* **SET PROBLEM**: State the count of lines below in which the word "الحق" appears, and add nothing.

(Dataset items)
= = =

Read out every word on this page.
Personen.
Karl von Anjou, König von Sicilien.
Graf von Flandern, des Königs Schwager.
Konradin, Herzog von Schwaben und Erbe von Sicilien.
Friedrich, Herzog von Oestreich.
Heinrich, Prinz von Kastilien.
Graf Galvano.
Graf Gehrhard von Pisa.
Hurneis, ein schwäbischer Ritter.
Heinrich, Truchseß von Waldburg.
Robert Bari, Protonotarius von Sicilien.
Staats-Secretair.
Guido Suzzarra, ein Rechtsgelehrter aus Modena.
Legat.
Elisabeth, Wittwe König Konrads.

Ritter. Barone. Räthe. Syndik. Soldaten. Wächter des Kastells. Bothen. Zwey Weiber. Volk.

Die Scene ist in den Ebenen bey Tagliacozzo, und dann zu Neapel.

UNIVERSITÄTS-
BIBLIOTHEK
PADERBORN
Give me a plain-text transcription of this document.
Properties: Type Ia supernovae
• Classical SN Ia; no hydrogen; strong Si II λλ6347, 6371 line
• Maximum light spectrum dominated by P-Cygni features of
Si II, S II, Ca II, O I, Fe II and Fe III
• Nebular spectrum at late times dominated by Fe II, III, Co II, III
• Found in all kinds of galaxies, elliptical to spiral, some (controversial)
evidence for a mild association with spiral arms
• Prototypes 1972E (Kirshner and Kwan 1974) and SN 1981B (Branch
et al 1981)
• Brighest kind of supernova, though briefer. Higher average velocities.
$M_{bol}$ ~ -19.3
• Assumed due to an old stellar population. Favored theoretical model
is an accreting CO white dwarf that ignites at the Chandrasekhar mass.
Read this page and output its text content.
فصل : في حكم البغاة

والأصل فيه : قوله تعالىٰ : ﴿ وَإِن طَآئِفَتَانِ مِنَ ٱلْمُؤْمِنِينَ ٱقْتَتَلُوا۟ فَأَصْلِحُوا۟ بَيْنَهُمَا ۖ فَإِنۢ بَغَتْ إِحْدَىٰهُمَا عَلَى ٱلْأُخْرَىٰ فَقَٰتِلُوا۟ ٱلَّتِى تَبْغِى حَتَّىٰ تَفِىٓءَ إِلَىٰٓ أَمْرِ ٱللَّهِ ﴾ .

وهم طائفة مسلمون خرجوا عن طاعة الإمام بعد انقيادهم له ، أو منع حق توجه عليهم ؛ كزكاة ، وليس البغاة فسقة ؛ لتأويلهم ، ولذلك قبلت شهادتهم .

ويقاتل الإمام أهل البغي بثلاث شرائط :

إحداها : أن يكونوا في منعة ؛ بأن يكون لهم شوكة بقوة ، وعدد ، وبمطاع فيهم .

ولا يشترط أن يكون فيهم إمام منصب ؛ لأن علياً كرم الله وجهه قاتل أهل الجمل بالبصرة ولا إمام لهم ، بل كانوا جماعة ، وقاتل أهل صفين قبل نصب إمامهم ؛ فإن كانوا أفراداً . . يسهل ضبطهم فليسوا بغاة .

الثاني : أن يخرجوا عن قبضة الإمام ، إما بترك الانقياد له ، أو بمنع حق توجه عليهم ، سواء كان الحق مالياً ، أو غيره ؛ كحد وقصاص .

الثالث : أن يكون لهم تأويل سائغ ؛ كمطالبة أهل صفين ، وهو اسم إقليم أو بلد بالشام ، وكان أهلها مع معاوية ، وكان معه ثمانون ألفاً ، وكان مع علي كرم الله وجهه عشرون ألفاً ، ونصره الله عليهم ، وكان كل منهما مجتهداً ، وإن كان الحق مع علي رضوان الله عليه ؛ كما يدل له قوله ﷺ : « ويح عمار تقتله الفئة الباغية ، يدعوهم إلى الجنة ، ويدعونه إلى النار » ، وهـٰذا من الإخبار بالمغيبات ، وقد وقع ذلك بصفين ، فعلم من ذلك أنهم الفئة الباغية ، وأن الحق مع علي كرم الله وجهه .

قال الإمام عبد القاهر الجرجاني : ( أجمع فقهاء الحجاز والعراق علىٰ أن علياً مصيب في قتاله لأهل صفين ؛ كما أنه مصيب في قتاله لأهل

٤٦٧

= = =

* **FINAL RESULT**: 2